What to produce. Would you copy only the lines below, from the one containing "OCR this image." through the very last one, leaving the pictures out?

# Dataset extract start

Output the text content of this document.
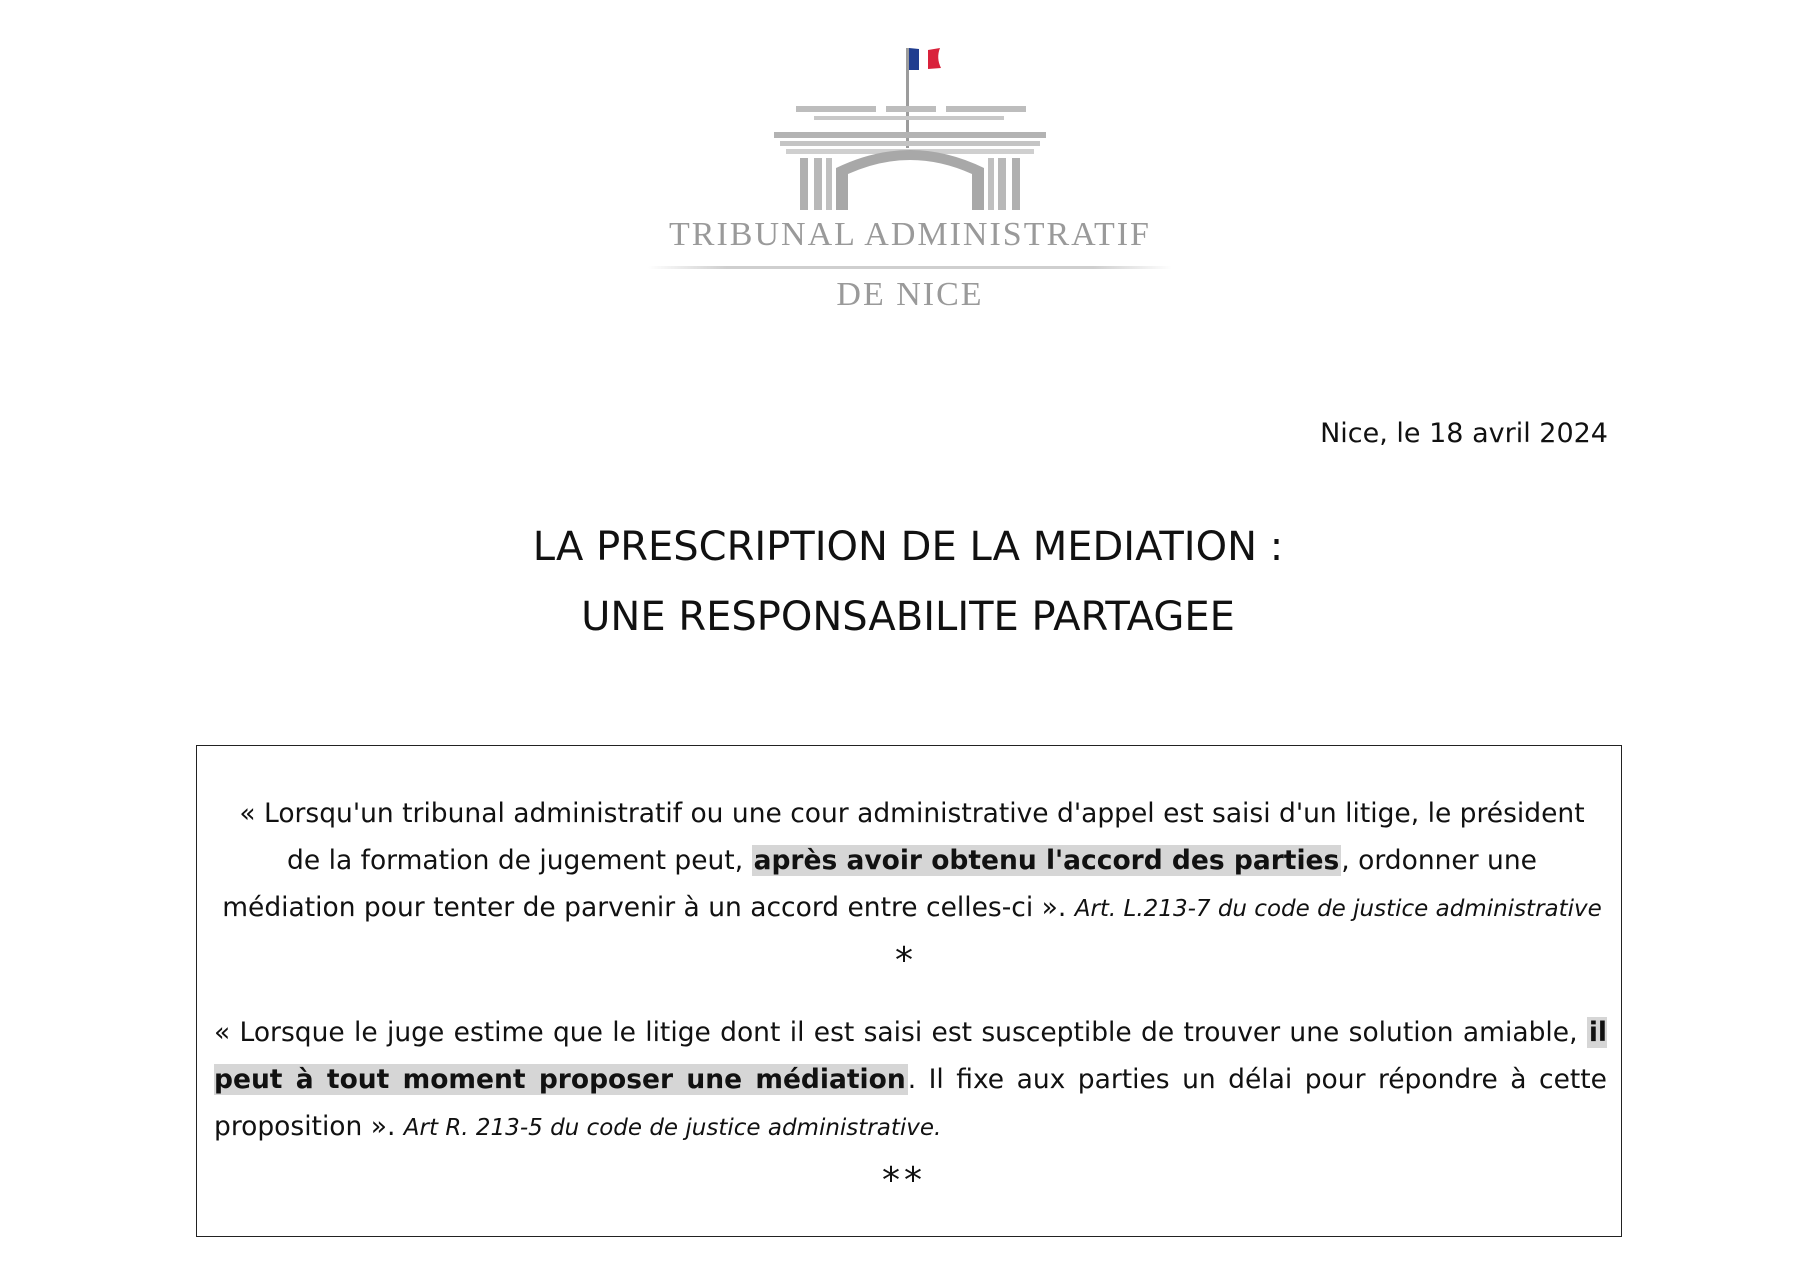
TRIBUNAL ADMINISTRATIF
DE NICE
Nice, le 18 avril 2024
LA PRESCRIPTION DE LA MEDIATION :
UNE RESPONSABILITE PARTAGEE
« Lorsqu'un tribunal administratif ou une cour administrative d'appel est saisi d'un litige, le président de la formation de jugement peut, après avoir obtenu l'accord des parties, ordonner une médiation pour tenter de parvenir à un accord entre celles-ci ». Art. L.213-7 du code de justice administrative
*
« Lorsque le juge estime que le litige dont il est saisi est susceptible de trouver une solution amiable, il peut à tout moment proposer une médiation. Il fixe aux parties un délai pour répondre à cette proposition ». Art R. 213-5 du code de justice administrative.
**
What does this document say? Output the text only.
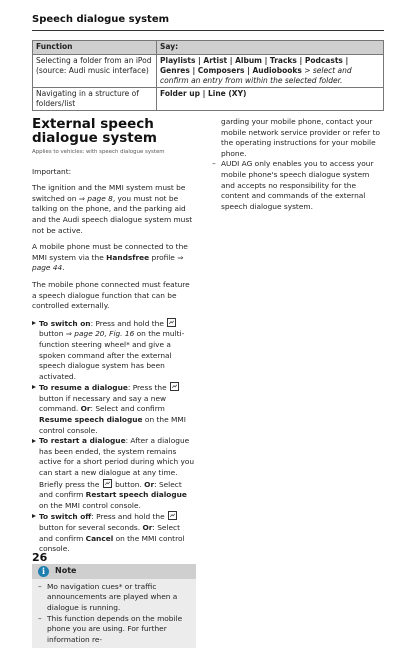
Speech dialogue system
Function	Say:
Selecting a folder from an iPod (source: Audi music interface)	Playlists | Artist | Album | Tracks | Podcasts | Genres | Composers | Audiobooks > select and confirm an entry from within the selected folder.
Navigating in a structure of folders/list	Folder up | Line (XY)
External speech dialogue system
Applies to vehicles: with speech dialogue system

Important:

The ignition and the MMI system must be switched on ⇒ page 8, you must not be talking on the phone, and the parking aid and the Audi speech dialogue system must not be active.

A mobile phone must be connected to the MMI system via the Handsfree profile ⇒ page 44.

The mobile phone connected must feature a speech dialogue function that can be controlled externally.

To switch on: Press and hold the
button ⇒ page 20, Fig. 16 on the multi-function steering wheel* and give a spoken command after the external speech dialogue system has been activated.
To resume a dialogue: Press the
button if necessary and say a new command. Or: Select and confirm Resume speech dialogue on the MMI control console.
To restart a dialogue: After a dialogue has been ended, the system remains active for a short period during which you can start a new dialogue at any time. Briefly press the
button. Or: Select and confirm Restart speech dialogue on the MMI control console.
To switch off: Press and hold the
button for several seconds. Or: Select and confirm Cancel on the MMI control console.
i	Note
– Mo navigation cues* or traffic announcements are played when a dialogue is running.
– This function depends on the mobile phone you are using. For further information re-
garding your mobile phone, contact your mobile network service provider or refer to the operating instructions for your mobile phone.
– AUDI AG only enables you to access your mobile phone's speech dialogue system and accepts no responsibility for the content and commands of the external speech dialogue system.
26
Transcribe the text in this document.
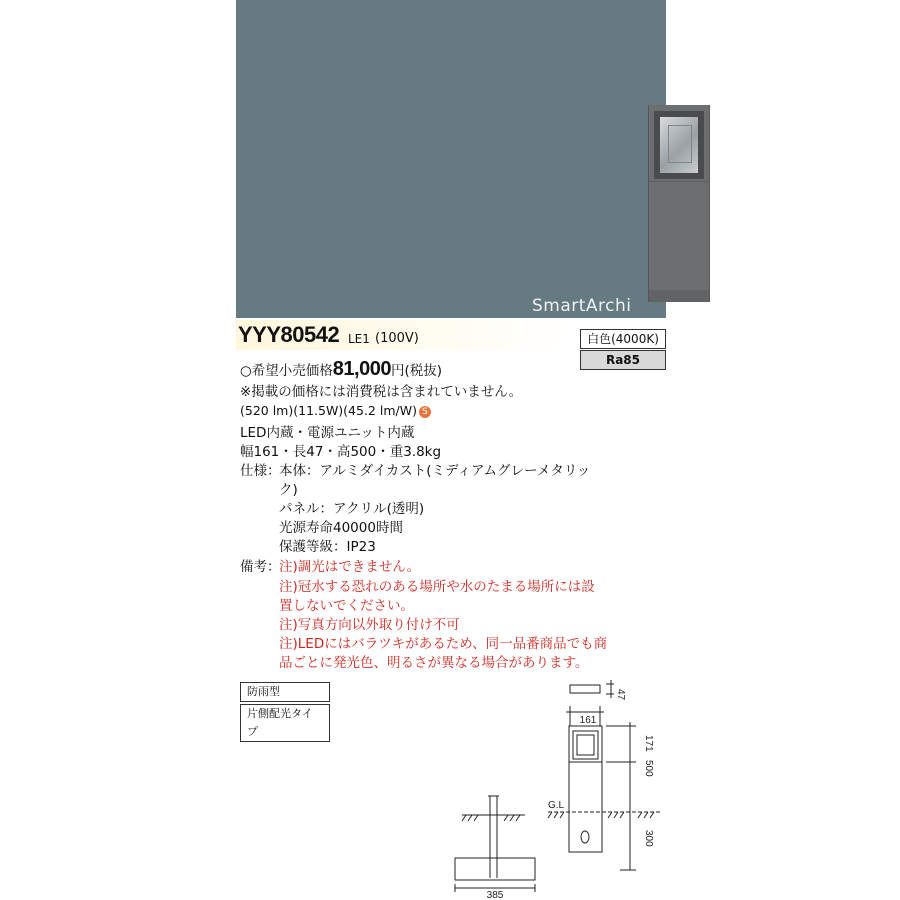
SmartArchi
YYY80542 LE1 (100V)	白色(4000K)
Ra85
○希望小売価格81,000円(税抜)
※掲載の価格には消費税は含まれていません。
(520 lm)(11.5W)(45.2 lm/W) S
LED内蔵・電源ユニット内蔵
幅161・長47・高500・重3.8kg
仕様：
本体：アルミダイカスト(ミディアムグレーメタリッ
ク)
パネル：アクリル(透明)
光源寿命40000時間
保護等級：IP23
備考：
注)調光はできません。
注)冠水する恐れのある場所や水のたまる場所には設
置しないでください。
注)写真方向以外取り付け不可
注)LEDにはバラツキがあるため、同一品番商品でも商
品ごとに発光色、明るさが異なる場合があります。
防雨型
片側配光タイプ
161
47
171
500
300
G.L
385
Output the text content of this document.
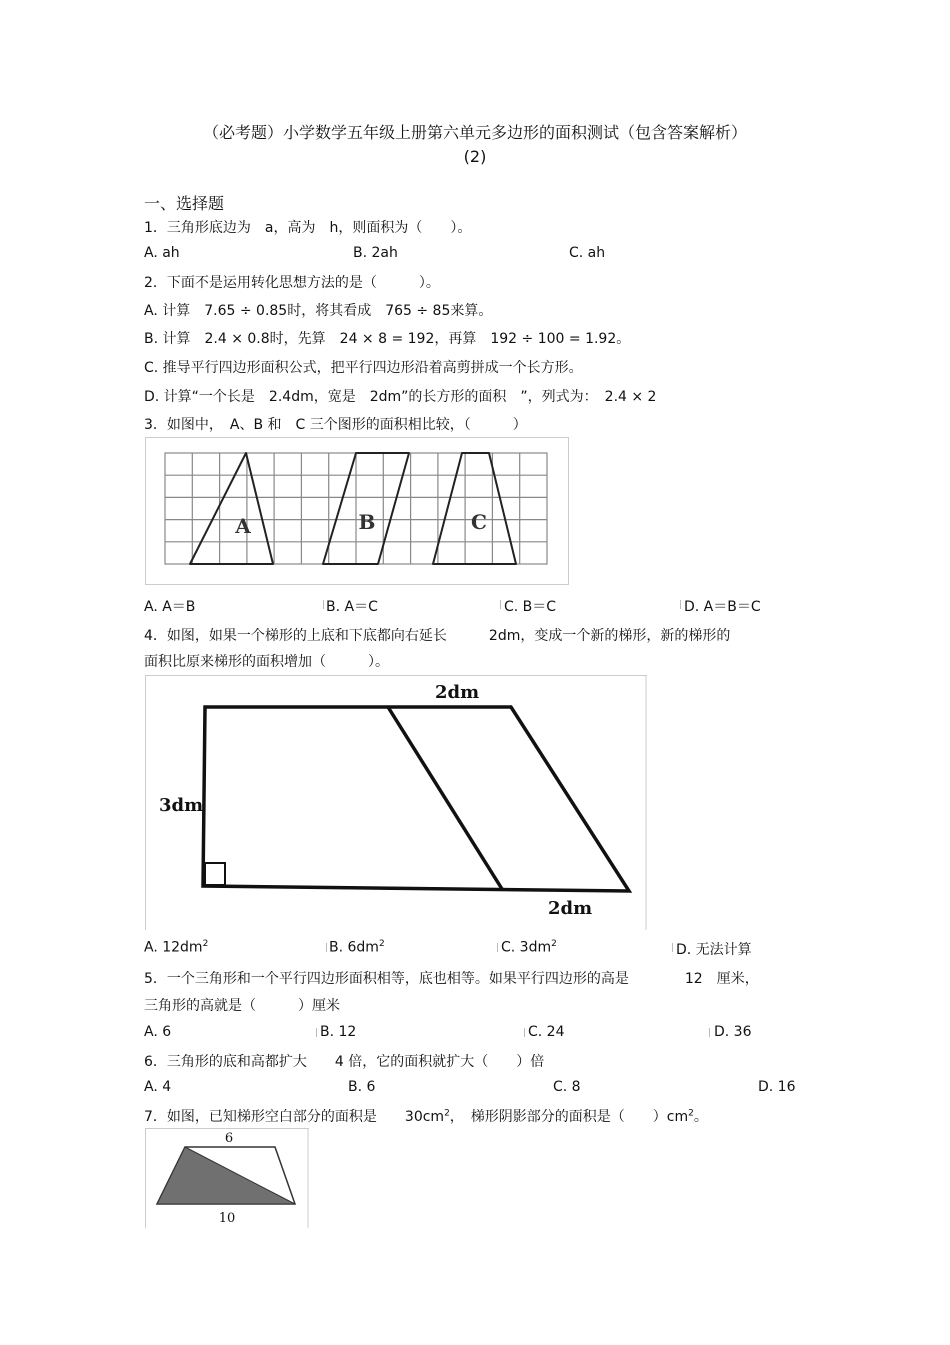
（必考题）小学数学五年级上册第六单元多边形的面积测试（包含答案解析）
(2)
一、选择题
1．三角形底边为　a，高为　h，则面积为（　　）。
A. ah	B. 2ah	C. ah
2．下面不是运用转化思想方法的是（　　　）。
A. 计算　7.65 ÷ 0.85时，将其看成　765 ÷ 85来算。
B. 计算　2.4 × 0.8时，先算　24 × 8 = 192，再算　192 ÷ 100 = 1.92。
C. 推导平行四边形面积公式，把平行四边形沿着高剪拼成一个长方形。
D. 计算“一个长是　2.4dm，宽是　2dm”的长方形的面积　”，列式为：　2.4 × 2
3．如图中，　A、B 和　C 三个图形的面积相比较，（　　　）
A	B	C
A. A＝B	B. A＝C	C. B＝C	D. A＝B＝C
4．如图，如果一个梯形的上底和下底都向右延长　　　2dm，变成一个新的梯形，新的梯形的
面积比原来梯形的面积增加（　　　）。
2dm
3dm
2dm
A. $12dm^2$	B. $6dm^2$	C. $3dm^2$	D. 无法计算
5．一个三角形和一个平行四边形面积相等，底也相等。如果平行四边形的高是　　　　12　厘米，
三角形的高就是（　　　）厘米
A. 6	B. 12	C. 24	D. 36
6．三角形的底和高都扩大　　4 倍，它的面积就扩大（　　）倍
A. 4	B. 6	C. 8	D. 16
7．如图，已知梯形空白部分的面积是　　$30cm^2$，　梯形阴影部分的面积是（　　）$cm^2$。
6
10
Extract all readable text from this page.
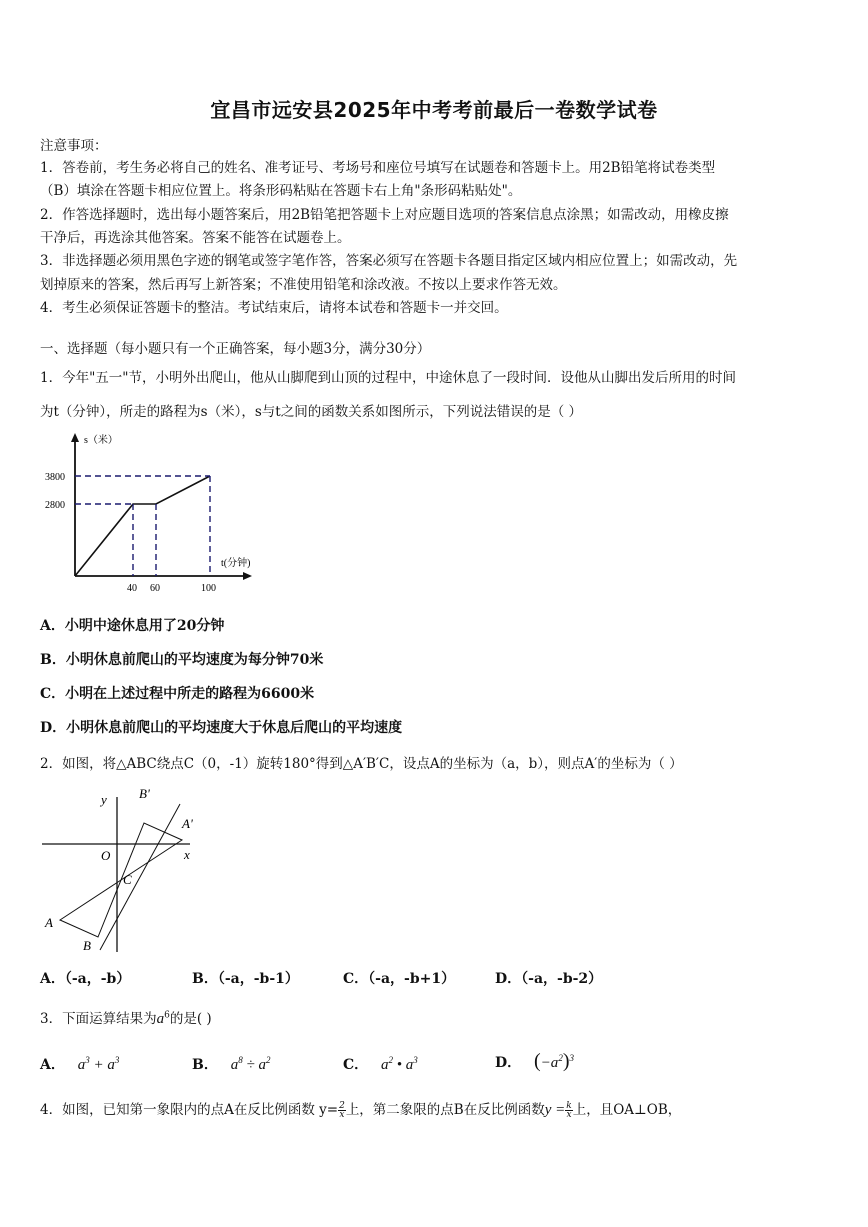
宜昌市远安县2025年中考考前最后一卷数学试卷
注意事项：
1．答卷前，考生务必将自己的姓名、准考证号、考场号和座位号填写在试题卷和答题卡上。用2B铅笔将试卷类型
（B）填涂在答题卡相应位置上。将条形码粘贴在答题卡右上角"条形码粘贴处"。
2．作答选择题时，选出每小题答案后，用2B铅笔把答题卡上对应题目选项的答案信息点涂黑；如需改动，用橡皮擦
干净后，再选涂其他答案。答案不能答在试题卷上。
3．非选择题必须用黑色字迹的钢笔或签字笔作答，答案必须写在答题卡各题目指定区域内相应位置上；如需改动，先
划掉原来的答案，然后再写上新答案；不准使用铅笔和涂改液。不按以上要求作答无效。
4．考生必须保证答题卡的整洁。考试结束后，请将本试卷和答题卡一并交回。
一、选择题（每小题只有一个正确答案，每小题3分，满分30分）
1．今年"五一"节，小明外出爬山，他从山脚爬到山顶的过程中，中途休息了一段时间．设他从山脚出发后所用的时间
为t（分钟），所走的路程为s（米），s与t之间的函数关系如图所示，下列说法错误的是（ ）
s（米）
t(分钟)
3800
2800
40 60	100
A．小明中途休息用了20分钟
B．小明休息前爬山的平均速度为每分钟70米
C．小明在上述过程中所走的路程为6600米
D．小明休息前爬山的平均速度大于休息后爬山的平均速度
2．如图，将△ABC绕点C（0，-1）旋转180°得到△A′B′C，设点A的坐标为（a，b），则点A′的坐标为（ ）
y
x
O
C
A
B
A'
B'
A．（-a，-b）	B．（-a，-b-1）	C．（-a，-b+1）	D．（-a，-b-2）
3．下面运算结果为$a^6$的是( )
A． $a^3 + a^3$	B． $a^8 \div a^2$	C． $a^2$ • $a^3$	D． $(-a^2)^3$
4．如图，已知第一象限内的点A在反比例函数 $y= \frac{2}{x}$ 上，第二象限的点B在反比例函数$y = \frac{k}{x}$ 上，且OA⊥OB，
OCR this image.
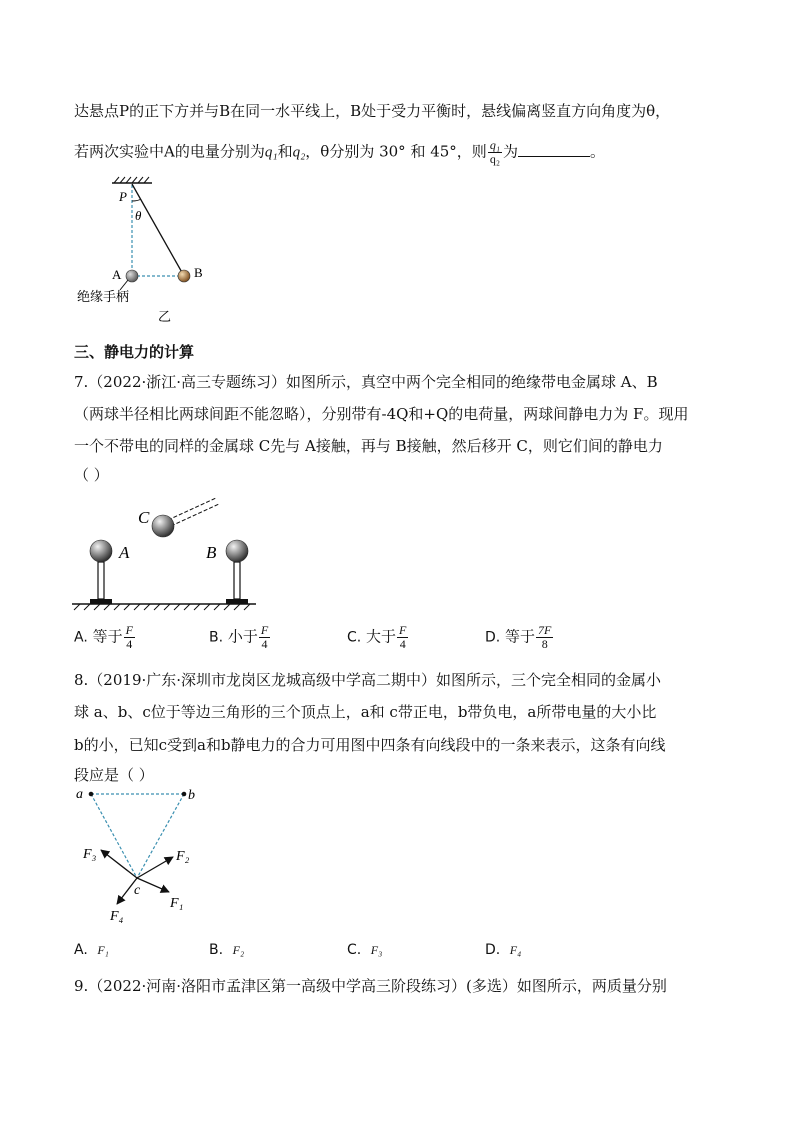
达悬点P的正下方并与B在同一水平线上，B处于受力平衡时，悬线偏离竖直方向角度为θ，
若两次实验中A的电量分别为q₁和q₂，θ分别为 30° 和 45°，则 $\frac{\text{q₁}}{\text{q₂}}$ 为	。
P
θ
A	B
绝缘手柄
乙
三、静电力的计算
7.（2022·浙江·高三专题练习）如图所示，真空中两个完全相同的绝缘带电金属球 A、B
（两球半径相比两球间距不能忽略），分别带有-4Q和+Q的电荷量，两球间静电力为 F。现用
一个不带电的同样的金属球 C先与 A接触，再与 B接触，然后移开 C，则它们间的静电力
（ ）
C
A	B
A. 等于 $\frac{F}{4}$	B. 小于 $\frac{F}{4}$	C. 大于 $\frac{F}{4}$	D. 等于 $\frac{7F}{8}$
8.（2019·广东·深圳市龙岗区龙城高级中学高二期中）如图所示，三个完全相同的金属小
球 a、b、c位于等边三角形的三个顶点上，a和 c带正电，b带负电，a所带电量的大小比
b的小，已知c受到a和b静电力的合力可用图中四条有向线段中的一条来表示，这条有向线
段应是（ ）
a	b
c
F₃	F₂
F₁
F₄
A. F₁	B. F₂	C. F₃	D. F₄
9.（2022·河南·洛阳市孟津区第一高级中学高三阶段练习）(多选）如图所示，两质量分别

# Dataset extract end

Finished exercise.
OCR this image.
达悬点P的正下方并与B在同一水平线上，B处于受力平衡时，悬线偏离竖直方向角度为θ，
若两次实验中A的电量分别为q₁和q₂，θ分别为 30° 和 45°，则 $\frac{\text{q₁}}{\text{q₂}}$ 为	。
P
θ
A	B
绝缘手柄
乙
三、静电力的计算
7.（2022·浙江·高三专题练习）如图所示，真空中两个完全相同的绝缘带电金属球 A、B
（两球半径相比两球间距不能忽略），分别带有-4Q和+Q的电荷量，两球间静电力为 F。现用
一个不带电的同样的金属球 C先与 A接触，再与 B接触，然后移开 C，则它们间的静电力
（ ）
C
A	B
A. 等于 $\frac{F}{4}$	B. 小于 $\frac{F}{4}$	C. 大于 $\frac{F}{4}$	D. 等于 $\frac{7F}{8}$
8.（2019·广东·深圳市龙岗区龙城高级中学高二期中）如图所示，三个完全相同的金属小
球 a、b、c位于等边三角形的三个顶点上，a和 c带正电，b带负电，a所带电量的大小比
b的小，已知c受到a和b静电力的合力可用图中四条有向线段中的一条来表示，这条有向线
段应是（ ）
a	b
c
F₃	F₂
F₁
F₄
A. F₁	B. F₂	C. F₃	D. F₄
9.（2022·河南·洛阳市孟津区第一高级中学高三阶段练习）(多选）如图所示，两质量分别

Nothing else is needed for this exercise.